Given request: Give only the number of lines in the data that include the string "explicative".

* * *

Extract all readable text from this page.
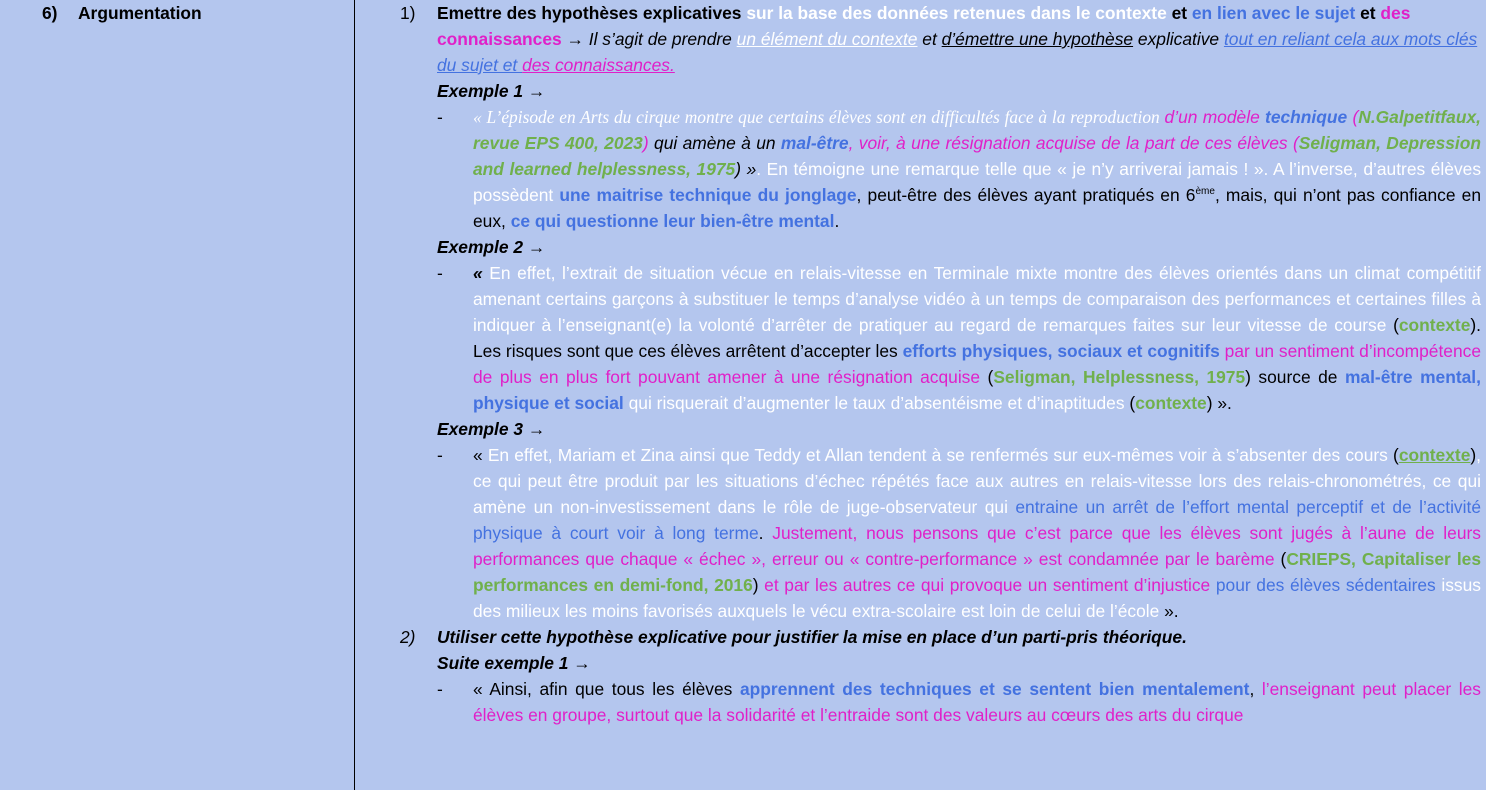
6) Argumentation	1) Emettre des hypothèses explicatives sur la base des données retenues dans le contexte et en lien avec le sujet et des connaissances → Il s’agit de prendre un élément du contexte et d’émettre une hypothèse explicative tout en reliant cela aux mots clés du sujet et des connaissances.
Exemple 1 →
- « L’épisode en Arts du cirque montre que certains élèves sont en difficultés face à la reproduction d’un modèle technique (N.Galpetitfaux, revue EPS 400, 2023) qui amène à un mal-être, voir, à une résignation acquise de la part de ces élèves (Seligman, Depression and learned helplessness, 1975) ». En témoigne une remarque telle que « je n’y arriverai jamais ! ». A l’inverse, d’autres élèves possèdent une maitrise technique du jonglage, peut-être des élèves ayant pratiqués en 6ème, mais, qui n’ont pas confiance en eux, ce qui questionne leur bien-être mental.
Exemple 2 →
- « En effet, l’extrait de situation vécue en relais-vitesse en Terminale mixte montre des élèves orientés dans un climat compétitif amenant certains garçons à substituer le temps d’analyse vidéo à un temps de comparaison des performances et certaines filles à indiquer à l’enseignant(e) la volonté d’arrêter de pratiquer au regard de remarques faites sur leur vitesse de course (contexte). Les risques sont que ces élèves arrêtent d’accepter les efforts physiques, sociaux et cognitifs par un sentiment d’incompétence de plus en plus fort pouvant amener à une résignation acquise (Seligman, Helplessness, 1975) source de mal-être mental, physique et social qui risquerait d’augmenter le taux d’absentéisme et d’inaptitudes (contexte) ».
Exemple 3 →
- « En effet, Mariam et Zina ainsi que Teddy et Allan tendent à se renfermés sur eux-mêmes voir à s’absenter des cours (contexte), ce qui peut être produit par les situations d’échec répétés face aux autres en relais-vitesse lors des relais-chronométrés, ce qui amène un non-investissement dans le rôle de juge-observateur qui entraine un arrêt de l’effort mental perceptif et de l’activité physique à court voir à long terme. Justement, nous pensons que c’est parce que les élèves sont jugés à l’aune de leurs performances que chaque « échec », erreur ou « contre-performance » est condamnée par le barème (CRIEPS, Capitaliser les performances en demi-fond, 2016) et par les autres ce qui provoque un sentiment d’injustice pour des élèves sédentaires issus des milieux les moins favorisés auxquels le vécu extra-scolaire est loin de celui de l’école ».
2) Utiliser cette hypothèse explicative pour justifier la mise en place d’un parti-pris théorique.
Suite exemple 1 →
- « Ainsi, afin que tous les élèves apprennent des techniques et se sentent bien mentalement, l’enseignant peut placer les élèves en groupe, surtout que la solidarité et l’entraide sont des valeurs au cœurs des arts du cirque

* * *

Answer below: 2